— Raw records —

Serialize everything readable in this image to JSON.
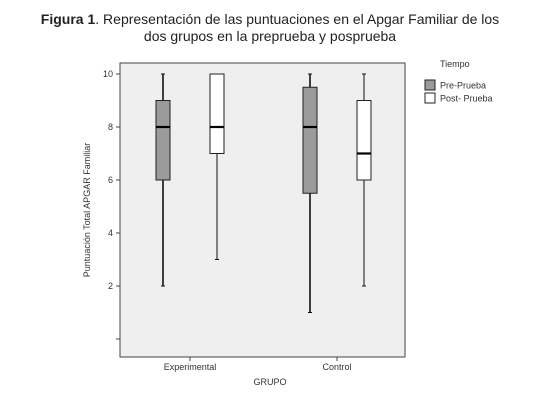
{
  "figure": {
    "caption_lead": "Figura 1",
    "caption_text": ". Representación de las puntuaciones en el Apgar Familiar de los",
    "caption_line2": "dos grupos en la preprueba y posprueba"
  },
  "chart_data": {
    "type": "boxplot",
    "xlabel": "GRUPO",
    "ylabel": "Puntuación Total APGAR Familiar",
    "ylim": [
      0,
      10.3
    ],
    "yticks": [
      2,
      4,
      6,
      8,
      10
    ],
    "categories": [
      "Experimental",
      "Control"
    ],
    "legend_title": "Tiempo",
    "legend_position": "right",
    "grid": false,
    "series": [
      {
        "name": "Pre-Prueba",
        "color": "#9b9b9b",
        "boxes": [
          {
            "min": 2,
            "q1": 6,
            "median": 8,
            "q3": 9,
            "max": 10
          },
          {
            "min": 1,
            "q1": 5.5,
            "median": 8,
            "q3": 9.5,
            "max": 10
          }
        ]
      },
      {
        "name": "Post- Prueba",
        "color": "#ffffff",
        "boxes": [
          {
            "min": 3,
            "q1": 7,
            "median": 8,
            "q3": 10,
            "max": 10
          },
          {
            "min": 2,
            "q1": 6,
            "median": 7,
            "q3": 9,
            "max": 10
          }
        ]
      }
    ]
  }
}
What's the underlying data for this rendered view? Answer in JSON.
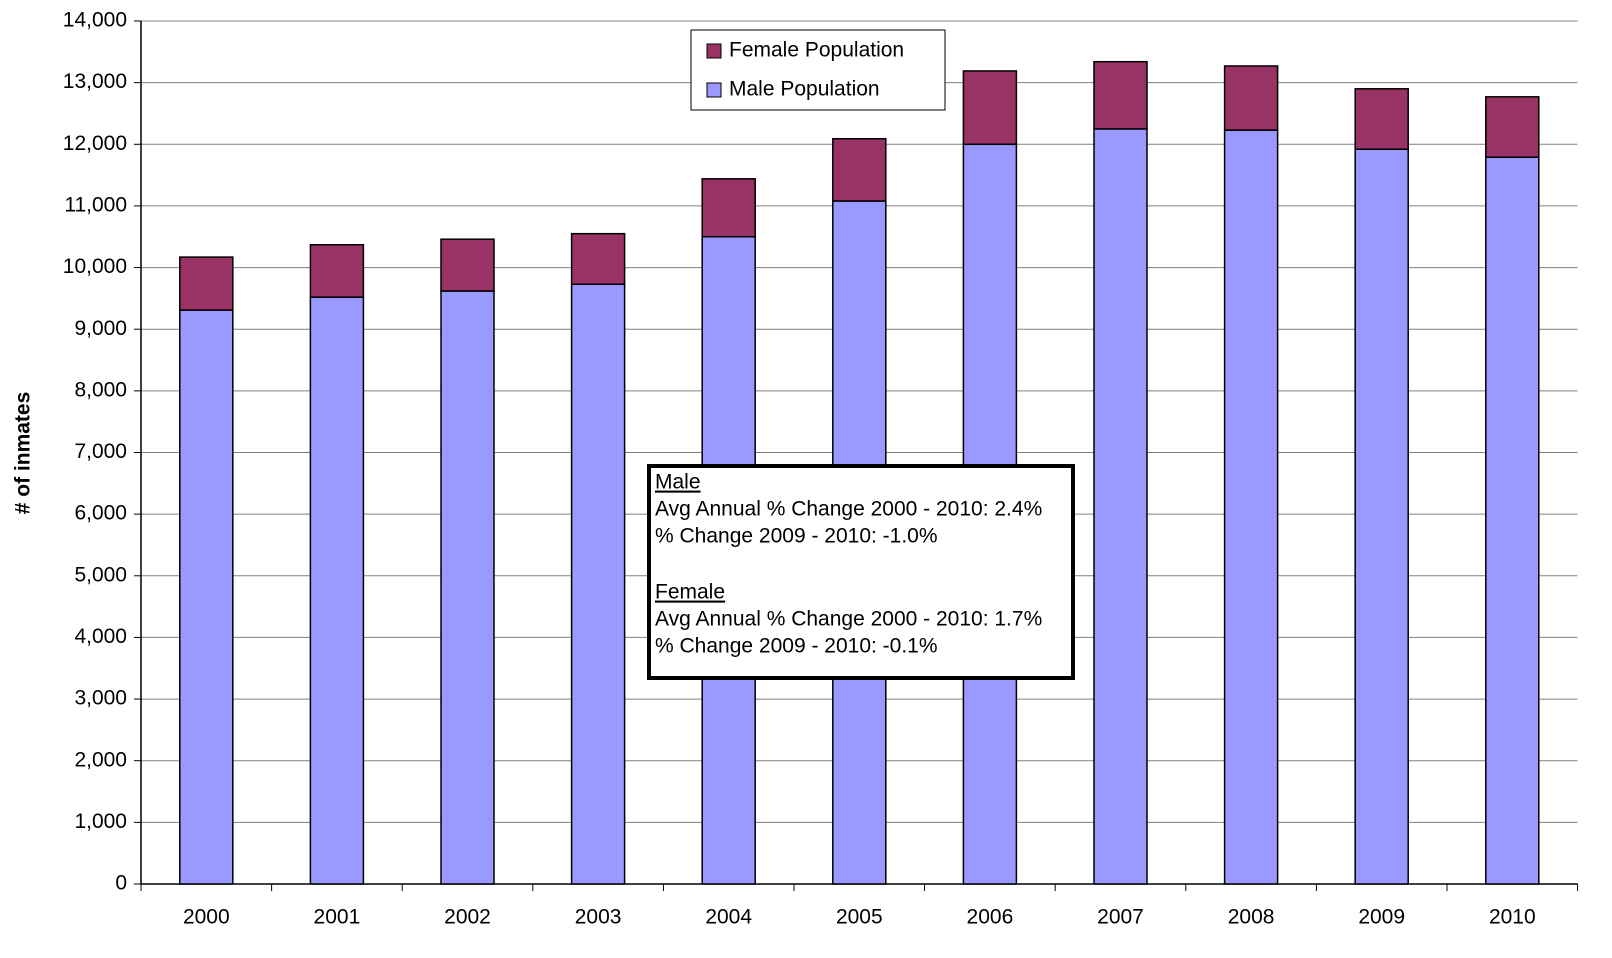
{
  "chart_data": {
    "type": "stacked_bar",
    "y_label": "# of inmates",
    "categories": [
      "2000",
      "2001",
      "2002",
      "2003",
      "2004",
      "2005",
      "2006",
      "2007",
      "2008",
      "2009",
      "2010"
    ],
    "series": [
      {
        "name": "Male Population",
        "color": "#9999ff",
        "values": [
          9310,
          9520,
          9620,
          9730,
          10500,
          11080,
          12000,
          12250,
          12230,
          11920,
          11790
        ]
      },
      {
        "name": "Female Population",
        "color": "#993366",
        "values": [
          860,
          850,
          840,
          820,
          940,
          1010,
          1190,
          1090,
          1040,
          980,
          980
        ]
      }
    ],
    "ylim": [
      0,
      14000
    ],
    "yticks": [
      0,
      {
        "value": 1000,
        "label": "1,000"
      },
      {
        "value": 2000,
        "label": "2,000"
      },
      {
        "value": 3000,
        "label": "3,000"
      },
      {
        "value": 4000,
        "label": "4,000"
      },
      {
        "value": 5000,
        "label": "5,000"
      },
      {
        "value": 6000,
        "label": "6,000"
      },
      {
        "value": 7000,
        "label": "7,000"
      },
      {
        "value": 8000,
        "label": "8,000"
      },
      {
        "value": 9000,
        "label": "9,000"
      },
      {
        "value": 10000,
        "label": "10,000"
      },
      {
        "value": 11000,
        "label": "11,000"
      },
      {
        "value": 12000,
        "label": "12,000"
      },
      {
        "value": 13000,
        "label": "13,000"
      },
      {
        "value": 14000,
        "label": "14,000"
      }
    ],
    "grid": true,
    "legend": "top-center",
    "annotations": [
      {
        "heading": "Male",
        "lines": [
          "Avg Annual % Change 2000 - 2010: 2.4%",
          "% Change 2009 - 2010: -1.0%"
        ]
      },
      {
        "heading": "Female",
        "lines": [
          "Avg Annual % Change 2000 - 2010: 1.7%",
          "% Change 2009 - 2010: -0.1%"
        ]
      }
    ]
  }
}
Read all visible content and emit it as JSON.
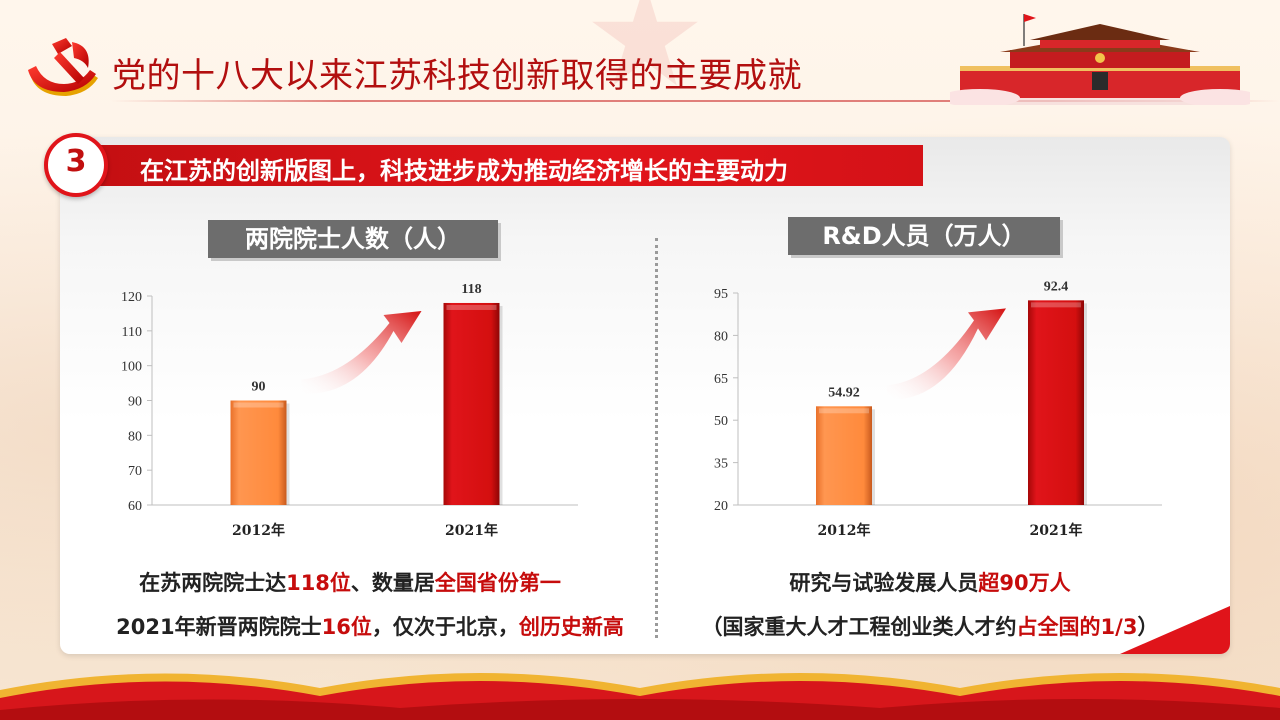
{
  "header": {
    "title": "党的十八大以来江苏科技创新取得的主要成就"
  },
  "section": {
    "number": "3",
    "banner": "在江苏的创新版图上，科技进步成为推动经济增长的主要动力"
  },
  "colors": {
    "accent_red": "#e0141a",
    "dark_red": "#c60c0c",
    "bar_2012": "#ff8c42",
    "bar_2021": "#d40f0f",
    "title_box": "#6d6d6d"
  },
  "chart_data": [
    {
      "type": "bar",
      "title": "两院院士人数（人）",
      "categories": [
        "2012年",
        "2021年"
      ],
      "values": [
        90,
        118
      ],
      "value_labels": [
        "90",
        "118"
      ],
      "ylim": [
        60,
        120
      ],
      "yticks": [
        60,
        70,
        80,
        90,
        100,
        110,
        120
      ],
      "grid": false,
      "annotation": "rising arrow between bars"
    },
    {
      "type": "bar",
      "title": "R&D人员（万人）",
      "categories": [
        "2012年",
        "2021年"
      ],
      "values": [
        54.92,
        92.4
      ],
      "value_labels": [
        "54.92",
        "92.4"
      ],
      "ylim": [
        20,
        95
      ],
      "yticks": [
        20,
        35,
        50,
        65,
        80,
        95
      ],
      "grid": false,
      "annotation": "rising arrow between bars"
    }
  ],
  "captions": {
    "left": [
      [
        {
          "t": "在苏两院院士达",
          "hl": false
        },
        {
          "t": "118位",
          "hl": true
        },
        {
          "t": "、数量居",
          "hl": false
        },
        {
          "t": "全国省份第一",
          "hl": true
        }
      ],
      [
        {
          "t": "2021年新晋两院院士",
          "hl": false
        },
        {
          "t": "16位",
          "hl": true
        },
        {
          "t": "，仅次于北京，",
          "hl": false
        },
        {
          "t": "创历史新高",
          "hl": true
        }
      ]
    ],
    "right": [
      [
        {
          "t": "研究与试验发展人员",
          "hl": false
        },
        {
          "t": "超90万人",
          "hl": true
        }
      ],
      [
        {
          "t": "（国家重大人才工程创业类人才约",
          "hl": false
        },
        {
          "t": "占全国的1/3",
          "hl": true
        },
        {
          "t": "）",
          "hl": false
        }
      ]
    ]
  }
}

— Problem to solve —
Using the material above, return every line exactly as it appears, minus the pictures.

— Problem solution —
Serialize everything readable in this image to JSON.
{
  "figure": {
    "caption_lead": "Figura 1",
    "caption_text": ". Representación de las puntuaciones en el Apgar Familiar de los",
    "caption_line2": "dos grupos en la preprueba y posprueba"
  },
  "chart_data": {
    "type": "boxplot",
    "xlabel": "GRUPO",
    "ylabel": "Puntuación Total APGAR Familiar",
    "ylim": [
      0,
      10.3
    ],
    "yticks": [
      2,
      4,
      6,
      8,
      10
    ],
    "categories": [
      "Experimental",
      "Control"
    ],
    "legend_title": "Tiempo",
    "legend_position": "right",
    "grid": false,
    "series": [
      {
        "name": "Pre-Prueba",
        "color": "#9b9b9b",
        "boxes": [
          {
            "min": 2,
            "q1": 6,
            "median": 8,
            "q3": 9,
            "max": 10
          },
          {
            "min": 1,
            "q1": 5.5,
            "median": 8,
            "q3": 9.5,
            "max": 10
          }
        ]
      },
      {
        "name": "Post- Prueba",
        "color": "#ffffff",
        "boxes": [
          {
            "min": 3,
            "q1": 7,
            "median": 8,
            "q3": 10,
            "max": 10
          },
          {
            "min": 2,
            "q1": 6,
            "median": 7,
            "q3": 9,
            "max": 10
          }
        ]
      }
    ]
  }
}
What's the underlying data for this rendered view? Answer in JSON.
{
  "chart_data": {
    "type": "stacked_bar",
    "y_label": "# of inmates",
    "categories": [
      "2000",
      "2001",
      "2002",
      "2003",
      "2004",
      "2005",
      "2006",
      "2007",
      "2008",
      "2009",
      "2010"
    ],
    "series": [
      {
        "name": "Male Population",
        "color": "#9999ff",
        "values": [
          9310,
          9520,
          9620,
          9730,
          10500,
          11080,
          12000,
          12250,
          12230,
          11920,
          11790
        ]
      },
      {
        "name": "Female Population",
        "color": "#993366",
        "values": [
          860,
          850,
          840,
          820,
          940,
          1010,
          1190,
          1090,
          1040,
          980,
          980
        ]
      }
    ],
    "ylim": [
      0,
      14000
    ],
    "yticks": [
      0,
      {
        "value": 1000,
        "label": "1,000"
      },
      {
        "value": 2000,
        "label": "2,000"
      },
      {
        "value": 3000,
        "label": "3,000"
      },
      {
        "value": 4000,
        "label": "4,000"
      },
      {
        "value": 5000,
        "label": "5,000"
      },
      {
        "value": 6000,
        "label": "6,000"
      },
      {
        "value": 7000,
        "label": "7,000"
      },
      {
        "value": 8000,
        "label": "8,000"
      },
      {
        "value": 9000,
        "label": "9,000"
      },
      {
        "value": 10000,
        "label": "10,000"
      },
      {
        "value": 11000,
        "label": "11,000"
      },
      {
        "value": 12000,
        "label": "12,000"
      },
      {
        "value": 13000,
        "label": "13,000"
      },
      {
        "value": 14000,
        "label": "14,000"
      }
    ],
    "grid": true,
    "legend": "top-center",
    "annotations": [
      {
        "heading": "Male",
        "lines": [
          "Avg Annual % Change 2000 - 2010: 2.4%",
          "% Change 2009 - 2010: -1.0%"
        ]
      },
      {
        "heading": "Female",
        "lines": [
          "Avg Annual % Change 2000 - 2010: 1.7%",
          "% Change 2009 - 2010: -0.1%"
        ]
      }
    ]
  }
}
Read all visible content and emit it as JSON.
{
  "header": {
    "title": "党的十八大以来江苏科技创新取得的主要成就"
  },
  "section": {
    "number": "3",
    "banner": "在江苏的创新版图上，科技进步成为推动经济增长的主要动力"
  },
  "colors": {
    "accent_red": "#e0141a",
    "dark_red": "#c60c0c",
    "bar_2012": "#ff8c42",
    "bar_2021": "#d40f0f",
    "title_box": "#6d6d6d"
  },
  "chart_data": [
    {
      "type": "bar",
      "title": "两院院士人数（人）",
      "categories": [
        "2012年",
        "2021年"
      ],
      "values": [
        90,
        118
      ],
      "value_labels": [
        "90",
        "118"
      ],
      "ylim": [
        60,
        120
      ],
      "yticks": [
        60,
        70,
        80,
        90,
        100,
        110,
        120
      ],
      "grid": false,
      "annotation": "rising arrow between bars"
    },
    {
      "type": "bar",
      "title": "R&D人员（万人）",
      "categories": [
        "2012年",
        "2021年"
      ],
      "values": [
        54.92,
        92.4
      ],
      "value_labels": [
        "54.92",
        "92.4"
      ],
      "ylim": [
        20,
        95
      ],
      "yticks": [
        20,
        35,
        50,
        65,
        80,
        95
      ],
      "grid": false,
      "annotation": "rising arrow between bars"
    }
  ],
  "captions": {
    "left": [
      [
        {
          "t": "在苏两院院士达",
          "hl": false
        },
        {
          "t": "118位",
          "hl": true
        },
        {
          "t": "、数量居",
          "hl": false
        },
        {
          "t": "全国省份第一",
          "hl": true
        }
      ],
      [
        {
          "t": "2021年新晋两院院士",
          "hl": false
        },
        {
          "t": "16位",
          "hl": true
        },
        {
          "t": "，仅次于北京，",
          "hl": false
        },
        {
          "t": "创历史新高",
          "hl": true
        }
      ]
    ],
    "right": [
      [
        {
          "t": "研究与试验发展人员",
          "hl": false
        },
        {
          "t": "超90万人",
          "hl": true
        }
      ],
      [
        {
          "t": "（国家重大人才工程创业类人才约",
          "hl": false
        },
        {
          "t": "占全国的1/3",
          "hl": true
        },
        {
          "t": "）",
          "hl": false
        }
      ]
    ]
  }
}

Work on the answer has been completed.